**Supplied records**
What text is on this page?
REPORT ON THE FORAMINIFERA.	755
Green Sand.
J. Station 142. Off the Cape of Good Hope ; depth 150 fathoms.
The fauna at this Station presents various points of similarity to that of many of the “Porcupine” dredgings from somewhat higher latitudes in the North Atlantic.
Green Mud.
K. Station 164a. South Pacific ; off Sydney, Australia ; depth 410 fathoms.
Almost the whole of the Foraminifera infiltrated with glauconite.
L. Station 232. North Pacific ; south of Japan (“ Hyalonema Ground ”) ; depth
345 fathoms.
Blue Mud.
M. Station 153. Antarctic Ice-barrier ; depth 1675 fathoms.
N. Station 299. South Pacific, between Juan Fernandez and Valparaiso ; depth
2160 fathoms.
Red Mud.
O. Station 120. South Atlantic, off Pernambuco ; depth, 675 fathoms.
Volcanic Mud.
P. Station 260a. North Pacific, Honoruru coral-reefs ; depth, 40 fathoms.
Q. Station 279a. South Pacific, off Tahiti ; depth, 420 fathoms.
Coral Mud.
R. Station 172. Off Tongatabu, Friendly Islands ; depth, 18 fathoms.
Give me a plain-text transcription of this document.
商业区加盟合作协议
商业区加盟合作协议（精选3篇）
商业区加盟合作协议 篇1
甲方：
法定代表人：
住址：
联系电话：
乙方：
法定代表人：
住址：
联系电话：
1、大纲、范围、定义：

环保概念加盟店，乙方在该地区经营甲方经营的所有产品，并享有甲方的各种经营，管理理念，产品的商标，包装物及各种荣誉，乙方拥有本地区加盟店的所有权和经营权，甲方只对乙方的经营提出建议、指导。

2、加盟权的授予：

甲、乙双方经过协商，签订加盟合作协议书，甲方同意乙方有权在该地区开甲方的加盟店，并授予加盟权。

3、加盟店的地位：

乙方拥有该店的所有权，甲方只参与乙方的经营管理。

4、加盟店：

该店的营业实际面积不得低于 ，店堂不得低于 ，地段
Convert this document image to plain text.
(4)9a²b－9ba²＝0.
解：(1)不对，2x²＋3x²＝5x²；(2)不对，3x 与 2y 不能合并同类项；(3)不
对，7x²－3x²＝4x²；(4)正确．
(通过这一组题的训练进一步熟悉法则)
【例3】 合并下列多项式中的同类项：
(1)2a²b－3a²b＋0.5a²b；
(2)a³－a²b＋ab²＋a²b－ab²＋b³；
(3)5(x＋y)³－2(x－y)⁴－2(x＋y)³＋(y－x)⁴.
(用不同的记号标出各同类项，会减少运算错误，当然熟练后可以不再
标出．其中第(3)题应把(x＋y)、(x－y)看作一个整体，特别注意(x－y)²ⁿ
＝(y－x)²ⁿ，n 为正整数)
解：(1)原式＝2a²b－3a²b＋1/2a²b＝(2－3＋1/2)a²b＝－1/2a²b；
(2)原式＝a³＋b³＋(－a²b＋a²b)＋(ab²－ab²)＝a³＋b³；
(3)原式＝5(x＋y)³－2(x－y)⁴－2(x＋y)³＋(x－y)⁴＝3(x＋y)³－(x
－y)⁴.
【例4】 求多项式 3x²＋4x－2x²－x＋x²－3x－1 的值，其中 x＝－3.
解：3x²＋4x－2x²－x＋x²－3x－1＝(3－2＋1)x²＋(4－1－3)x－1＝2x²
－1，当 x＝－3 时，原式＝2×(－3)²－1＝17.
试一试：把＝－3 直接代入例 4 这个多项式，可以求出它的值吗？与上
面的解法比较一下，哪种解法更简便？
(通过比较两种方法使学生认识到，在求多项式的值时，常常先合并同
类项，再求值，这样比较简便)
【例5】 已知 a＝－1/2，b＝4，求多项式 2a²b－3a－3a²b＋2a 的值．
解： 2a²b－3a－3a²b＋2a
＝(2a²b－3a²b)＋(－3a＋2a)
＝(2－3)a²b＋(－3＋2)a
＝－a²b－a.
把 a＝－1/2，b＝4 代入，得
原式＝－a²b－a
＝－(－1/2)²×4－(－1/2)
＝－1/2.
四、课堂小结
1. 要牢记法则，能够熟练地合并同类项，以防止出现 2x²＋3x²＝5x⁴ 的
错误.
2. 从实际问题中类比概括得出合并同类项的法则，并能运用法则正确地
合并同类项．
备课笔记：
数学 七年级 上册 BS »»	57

**What is required**
Write out every entry word for word.

**Answer**
What text is on this page?
REPORT ON THE FORAMINIFERA.	755
Green Sand.
J. Station 142. Off the Cape of Good Hope ; depth 150 fathoms.
The fauna at this Station presents various points of similarity to that of many of the “Porcupine” dredgings from somewhat higher latitudes in the North Atlantic.
Green Mud.
K. Station 164a. South Pacific ; off Sydney, Australia ; depth 410 fathoms.
Almost the whole of the Foraminifera infiltrated with glauconite.
L. Station 232. North Pacific ; south of Japan (“ Hyalonema Ground ”) ; depth
345 fathoms.
Blue Mud.
M. Station 153. Antarctic Ice-barrier ; depth 1675 fathoms.
N. Station 299. South Pacific, between Juan Fernandez and Valparaiso ; depth
2160 fathoms.
Red Mud.
O. Station 120. South Atlantic, off Pernambuco ; depth, 675 fathoms.
Volcanic Mud.
P. Station 260a. North Pacific, Honoruru coral-reefs ; depth, 40 fathoms.
Q. Station 279a. South Pacific, off Tahiti ; depth, 420 fathoms.
Coral Mud.
R. Station 172. Off Tongatabu, Friendly Islands ; depth, 18 fathoms.
Give me a plain-text transcription of this document.
商业区加盟合作协议
商业区加盟合作协议（精选3篇）
商业区加盟合作协议 篇1
甲方：
法定代表人：
住址：
联系电话：
乙方：
法定代表人：
住址：
联系电话：
1、大纲、范围、定义：

环保概念加盟店，乙方在该地区经营甲方经营的所有产品，并享有甲方的各种经营，管理理念，产品的商标，包装物及各种荣誉，乙方拥有本地区加盟店的所有权和经营权，甲方只对乙方的经营提出建议、指导。

2、加盟权的授予：

甲、乙双方经过协商，签订加盟合作协议书，甲方同意乙方有权在该地区开甲方的加盟店，并授予加盟权。

3、加盟店的地位：

乙方拥有该店的所有权，甲方只参与乙方的经营管理。

4、加盟店：

该店的营业实际面积不得低于 ，店堂不得低于 ，地段
Convert this document image to plain text.
(4)9a²b－9ba²＝0.
解：(1)不对，2x²＋3x²＝5x²；(2)不对，3x 与 2y 不能合并同类项；(3)不
对，7x²－3x²＝4x²；(4)正确．
(通过这一组题的训练进一步熟悉法则)
【例3】 合并下列多项式中的同类项：
(1)2a²b－3a²b＋0.5a²b；
(2)a³－a²b＋ab²＋a²b－ab²＋b³；
(3)5(x＋y)³－2(x－y)⁴－2(x＋y)³＋(y－x)⁴.
(用不同的记号标出各同类项，会减少运算错误，当然熟练后可以不再
标出．其中第(3)题应把(x＋y)、(x－y)看作一个整体，特别注意(x－y)²ⁿ
＝(y－x)²ⁿ，n 为正整数)
解：(1)原式＝2a²b－3a²b＋1/2a²b＝(2－3＋1/2)a²b＝－1/2a²b；
(2)原式＝a³＋b³＋(－a²b＋a²b)＋(ab²－ab²)＝a³＋b³；
(3)原式＝5(x＋y)³－2(x－y)⁴－2(x＋y)³＋(x－y)⁴＝3(x＋y)³－(x
－y)⁴.
【例4】 求多项式 3x²＋4x－2x²－x＋x²－3x－1 的值，其中 x＝－3.
解：3x²＋4x－2x²－x＋x²－3x－1＝(3－2＋1)x²＋(4－1－3)x－1＝2x²
－1，当 x＝－3 时，原式＝2×(－3)²－1＝17.
试一试：把＝－3 直接代入例 4 这个多项式，可以求出它的值吗？与上
面的解法比较一下，哪种解法更简便？
(通过比较两种方法使学生认识到，在求多项式的值时，常常先合并同
类项，再求值，这样比较简便)
【例5】 已知 a＝－1/2，b＝4，求多项式 2a²b－3a－3a²b＋2a 的值．
解： 2a²b－3a－3a²b＋2a
＝(2a²b－3a²b)＋(－3a＋2a)
＝(2－3)a²b＋(－3＋2)a
＝－a²b－a.
把 a＝－1/2，b＝4 代入，得
原式＝－a²b－a
＝－(－1/2)²×4－(－1/2)
＝－1/2.
四、课堂小结
1. 要牢记法则，能够熟练地合并同类项，以防止出现 2x²＋3x²＝5x⁴ 的
错误.
2. 从实际问题中类比概括得出合并同类项的法则，并能运用法则正确地
合并同类项．
备课笔记：
数学 七年级 上册 BS »»	57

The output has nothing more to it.